> Problem to work on
Copy the data line for line, from the line containing "Output each element" through the line containing "- paragraph: Jimmy thought", and leave the pictures out of your answer.

> Supplied records
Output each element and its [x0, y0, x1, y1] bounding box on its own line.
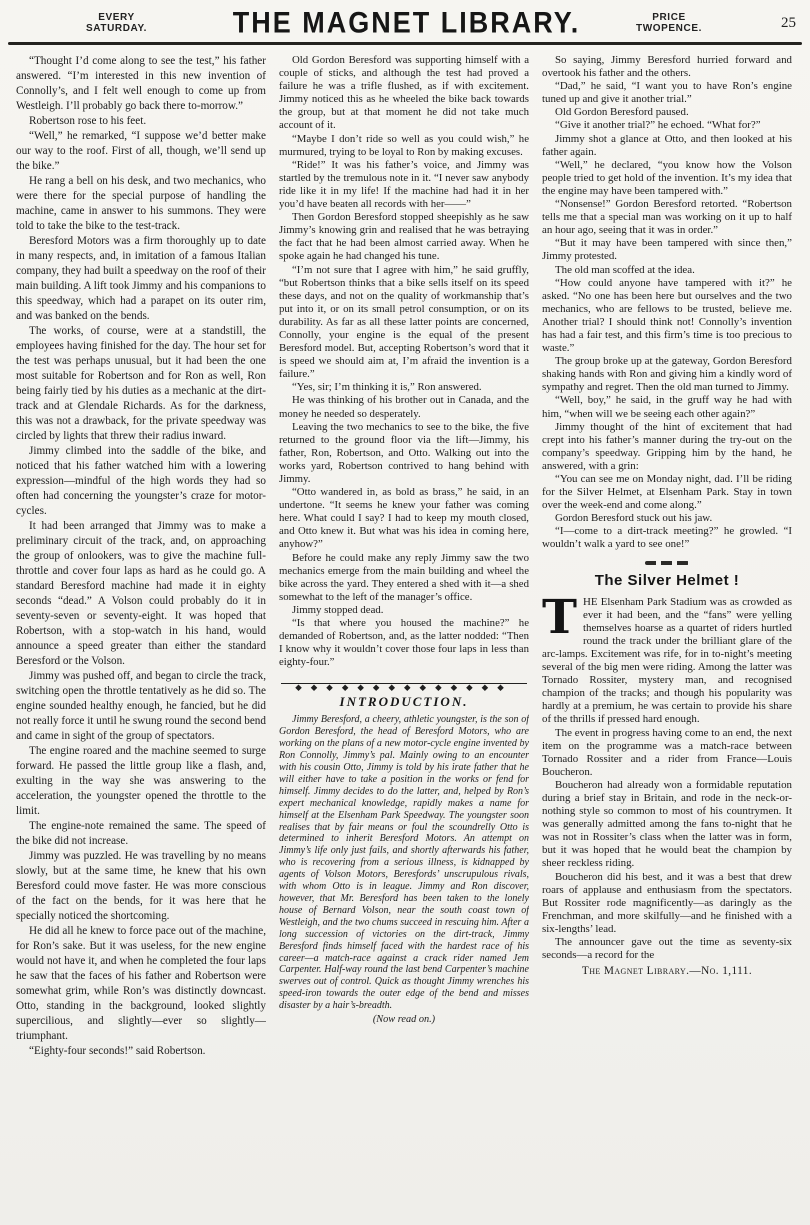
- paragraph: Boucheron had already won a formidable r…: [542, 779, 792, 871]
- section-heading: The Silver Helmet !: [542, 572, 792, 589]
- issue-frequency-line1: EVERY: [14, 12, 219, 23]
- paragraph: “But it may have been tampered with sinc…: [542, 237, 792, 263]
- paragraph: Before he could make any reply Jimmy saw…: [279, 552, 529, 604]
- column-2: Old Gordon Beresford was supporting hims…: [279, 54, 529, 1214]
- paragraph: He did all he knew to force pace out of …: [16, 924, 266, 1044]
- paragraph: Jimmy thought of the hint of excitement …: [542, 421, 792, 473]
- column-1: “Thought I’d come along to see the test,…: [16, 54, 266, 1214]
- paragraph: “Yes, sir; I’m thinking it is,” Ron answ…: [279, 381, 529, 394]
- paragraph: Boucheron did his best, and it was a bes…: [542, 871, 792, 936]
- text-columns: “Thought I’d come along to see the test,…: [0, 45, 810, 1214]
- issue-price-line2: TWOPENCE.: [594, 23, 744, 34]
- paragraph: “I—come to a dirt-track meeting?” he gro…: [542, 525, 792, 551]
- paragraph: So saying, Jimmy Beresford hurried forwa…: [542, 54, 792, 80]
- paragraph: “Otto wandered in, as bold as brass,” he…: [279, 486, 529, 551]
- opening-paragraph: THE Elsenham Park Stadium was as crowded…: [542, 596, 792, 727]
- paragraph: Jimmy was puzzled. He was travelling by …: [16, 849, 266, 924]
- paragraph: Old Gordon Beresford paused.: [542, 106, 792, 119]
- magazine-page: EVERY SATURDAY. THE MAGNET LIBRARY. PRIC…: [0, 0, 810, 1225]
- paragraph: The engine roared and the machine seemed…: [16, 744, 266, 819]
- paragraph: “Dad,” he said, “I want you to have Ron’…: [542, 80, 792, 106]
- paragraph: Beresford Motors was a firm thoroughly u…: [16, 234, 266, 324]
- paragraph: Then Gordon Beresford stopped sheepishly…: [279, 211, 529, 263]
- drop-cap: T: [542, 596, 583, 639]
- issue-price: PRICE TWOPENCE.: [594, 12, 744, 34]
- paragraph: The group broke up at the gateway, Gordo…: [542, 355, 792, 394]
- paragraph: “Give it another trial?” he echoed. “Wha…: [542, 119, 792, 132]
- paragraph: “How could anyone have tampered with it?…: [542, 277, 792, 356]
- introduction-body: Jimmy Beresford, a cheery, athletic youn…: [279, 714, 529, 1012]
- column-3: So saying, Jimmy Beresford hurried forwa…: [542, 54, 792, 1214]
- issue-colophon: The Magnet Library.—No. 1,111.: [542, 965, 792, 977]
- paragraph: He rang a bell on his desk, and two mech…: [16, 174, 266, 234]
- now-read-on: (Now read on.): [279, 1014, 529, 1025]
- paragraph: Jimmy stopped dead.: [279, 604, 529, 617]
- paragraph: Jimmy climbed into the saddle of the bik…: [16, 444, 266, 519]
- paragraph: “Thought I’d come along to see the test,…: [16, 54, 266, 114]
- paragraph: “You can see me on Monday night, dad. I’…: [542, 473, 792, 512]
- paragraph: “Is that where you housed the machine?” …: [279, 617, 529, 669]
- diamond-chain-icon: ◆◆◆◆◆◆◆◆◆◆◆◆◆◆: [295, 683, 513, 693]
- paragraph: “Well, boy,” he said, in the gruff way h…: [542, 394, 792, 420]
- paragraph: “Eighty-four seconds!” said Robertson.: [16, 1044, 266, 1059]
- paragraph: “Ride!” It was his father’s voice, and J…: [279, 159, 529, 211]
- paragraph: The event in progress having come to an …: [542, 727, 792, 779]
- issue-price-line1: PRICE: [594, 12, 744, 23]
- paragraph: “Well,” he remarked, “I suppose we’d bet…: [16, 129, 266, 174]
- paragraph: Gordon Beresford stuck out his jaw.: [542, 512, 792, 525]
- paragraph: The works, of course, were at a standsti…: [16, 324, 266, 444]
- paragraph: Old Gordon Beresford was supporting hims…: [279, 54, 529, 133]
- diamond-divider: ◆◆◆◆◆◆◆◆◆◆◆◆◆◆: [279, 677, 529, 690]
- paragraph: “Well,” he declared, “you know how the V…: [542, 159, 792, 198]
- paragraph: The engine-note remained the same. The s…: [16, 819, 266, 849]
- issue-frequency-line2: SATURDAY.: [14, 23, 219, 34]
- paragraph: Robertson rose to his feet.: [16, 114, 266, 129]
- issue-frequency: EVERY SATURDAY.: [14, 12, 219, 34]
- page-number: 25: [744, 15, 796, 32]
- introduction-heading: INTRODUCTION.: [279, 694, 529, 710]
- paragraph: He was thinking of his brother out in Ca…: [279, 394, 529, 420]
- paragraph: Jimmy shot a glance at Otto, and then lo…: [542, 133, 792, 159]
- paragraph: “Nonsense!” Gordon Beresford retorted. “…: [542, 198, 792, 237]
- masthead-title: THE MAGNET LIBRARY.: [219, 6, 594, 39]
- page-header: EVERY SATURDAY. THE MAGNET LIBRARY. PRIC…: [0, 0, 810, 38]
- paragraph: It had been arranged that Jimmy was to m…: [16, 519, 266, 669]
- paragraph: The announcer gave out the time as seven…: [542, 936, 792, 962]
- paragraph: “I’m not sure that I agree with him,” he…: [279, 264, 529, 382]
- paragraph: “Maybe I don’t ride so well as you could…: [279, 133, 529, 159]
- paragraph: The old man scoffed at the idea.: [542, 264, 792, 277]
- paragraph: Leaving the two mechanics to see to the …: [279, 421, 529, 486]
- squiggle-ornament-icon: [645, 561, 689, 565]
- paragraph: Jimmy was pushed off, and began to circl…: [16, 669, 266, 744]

---

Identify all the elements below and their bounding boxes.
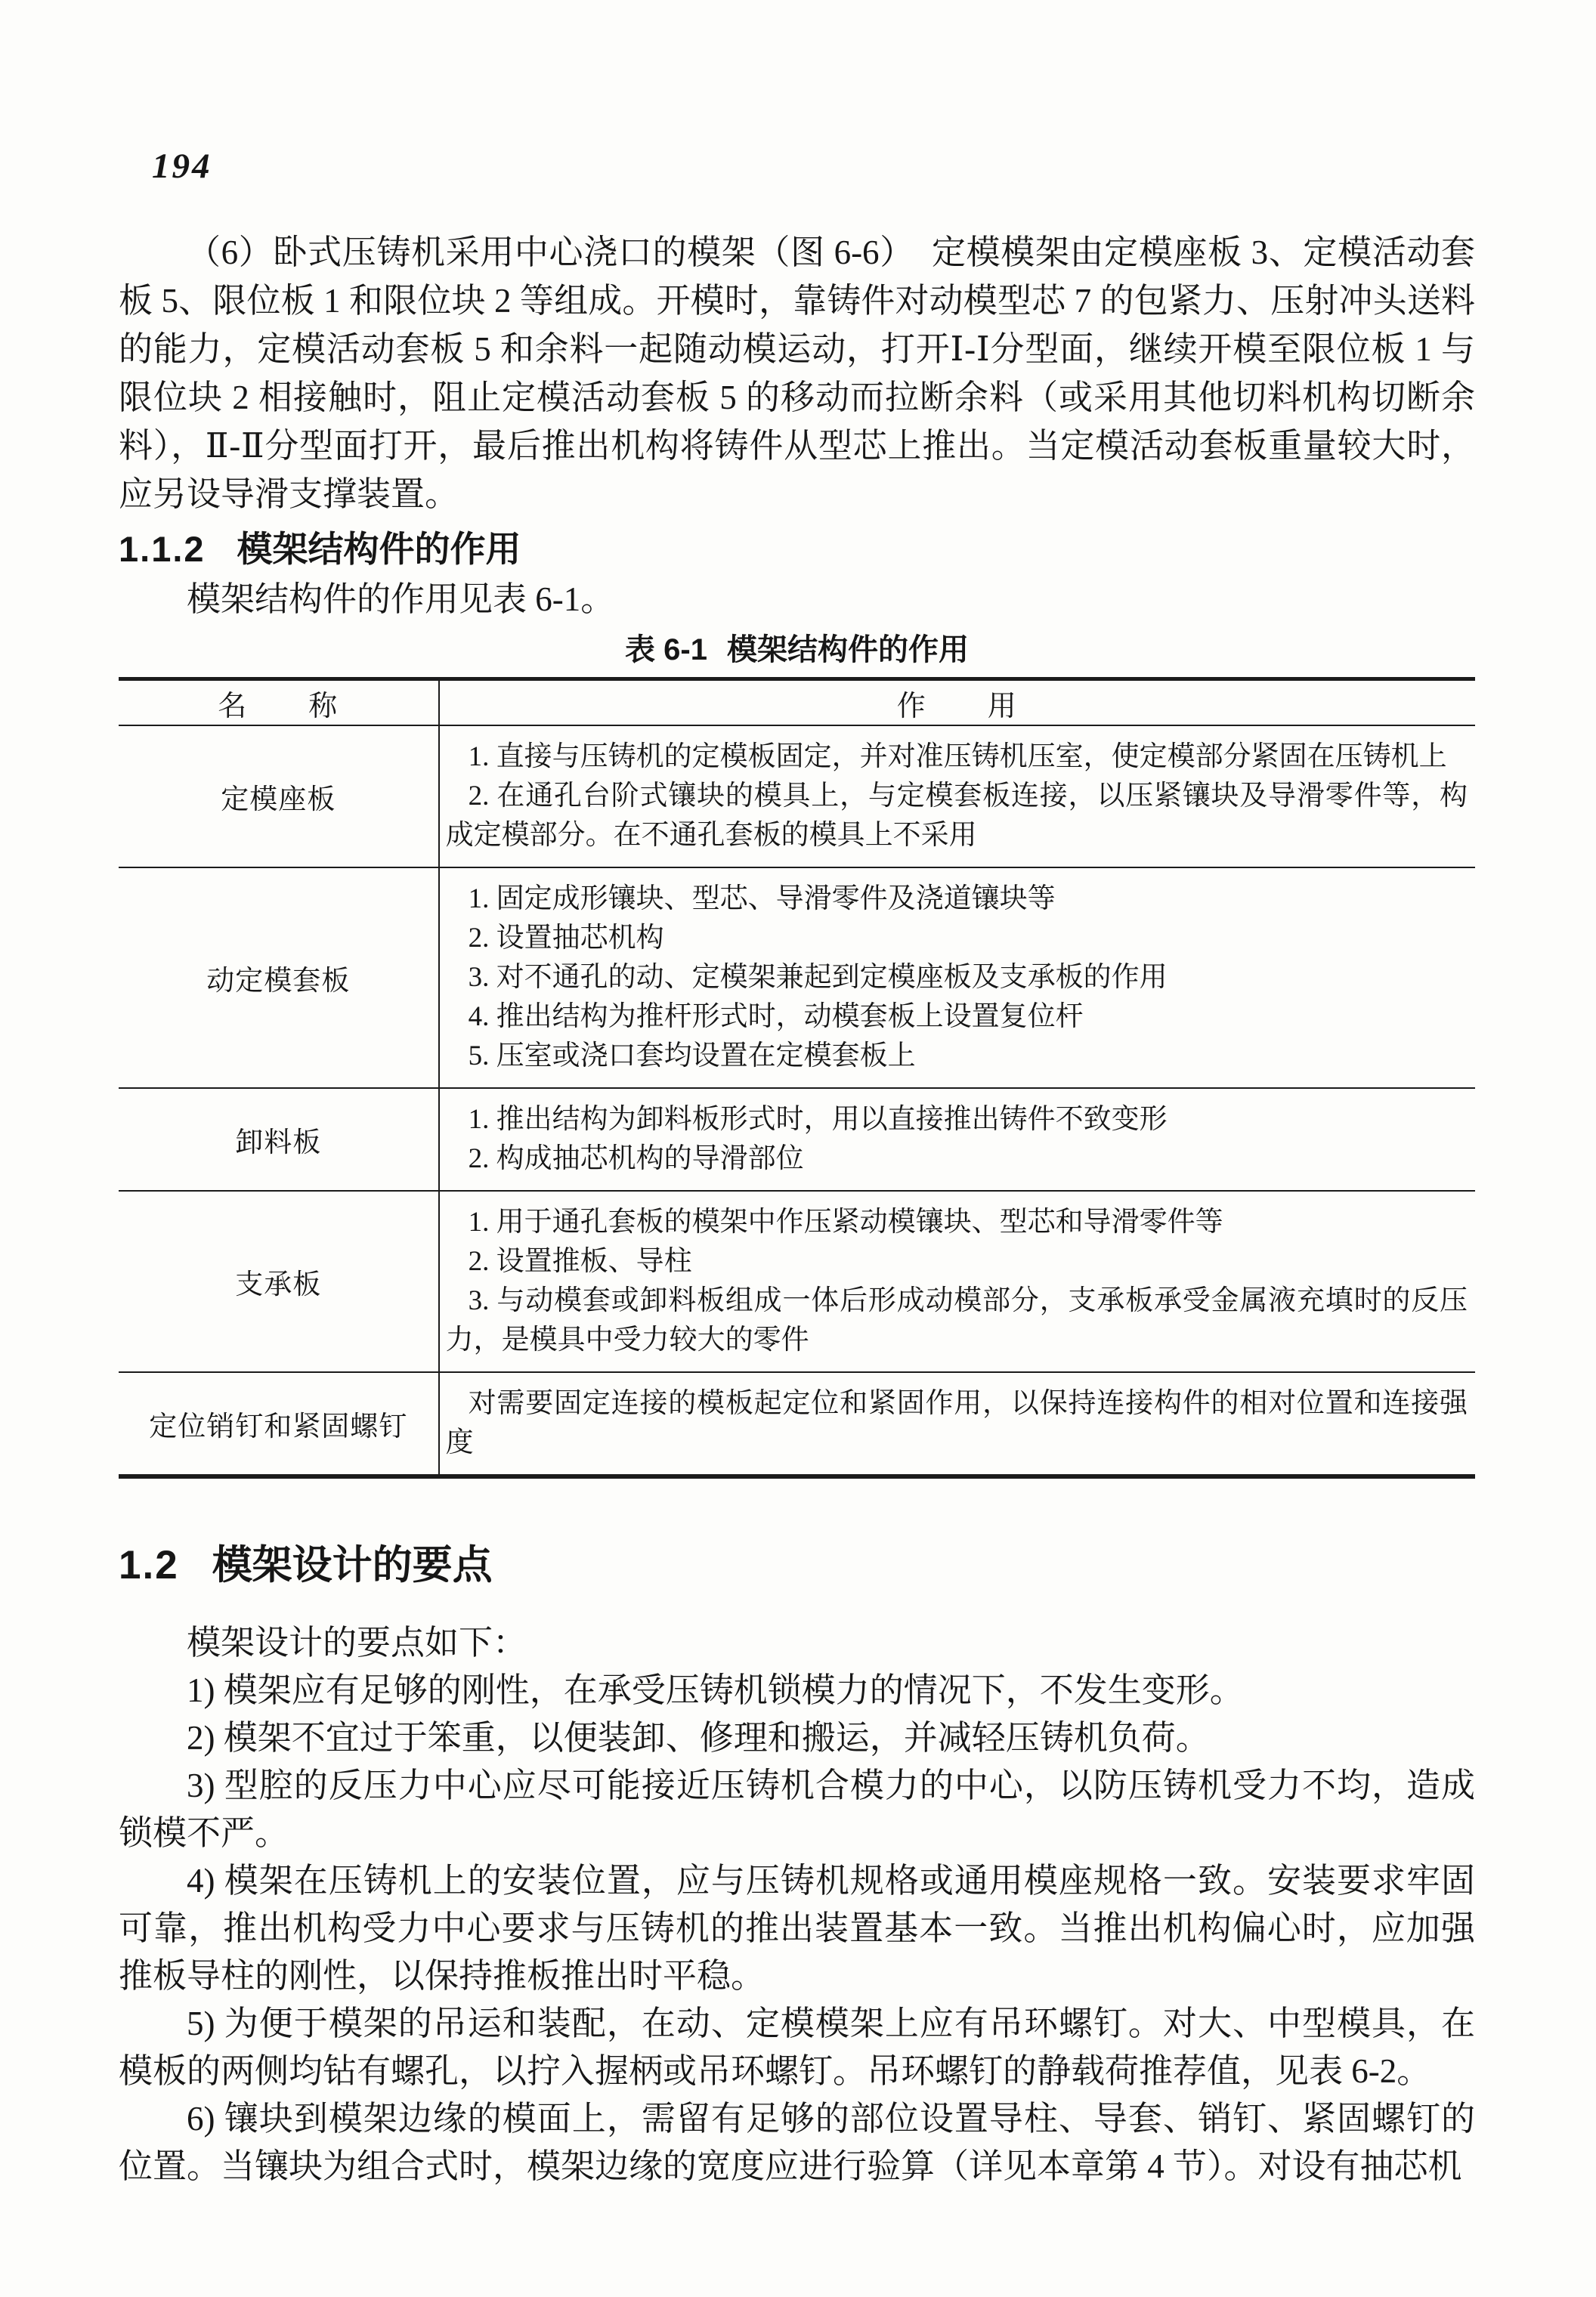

> The answer
Output each element and its [x0, y0, x1, y1] bounding box on its own line.
- paragraph: Boucheron had already won a formidable r…: [542, 779, 792, 871]
- section-heading: The Silver Helmet !: [542, 572, 792, 589]
- issue-frequency-line1: EVERY: [14, 12, 219, 23]
- paragraph: “But it may have been tampered with sinc…: [542, 237, 792, 263]
- paragraph: Before he could make any reply Jimmy saw…: [279, 552, 529, 604]
- column-2: Old Gordon Beresford was supporting hims…: [279, 54, 529, 1214]
- paragraph: He did all he knew to force pace out of …: [16, 924, 266, 1044]
- paragraph: Jimmy thought of the hint of excitement …: [542, 421, 792, 473]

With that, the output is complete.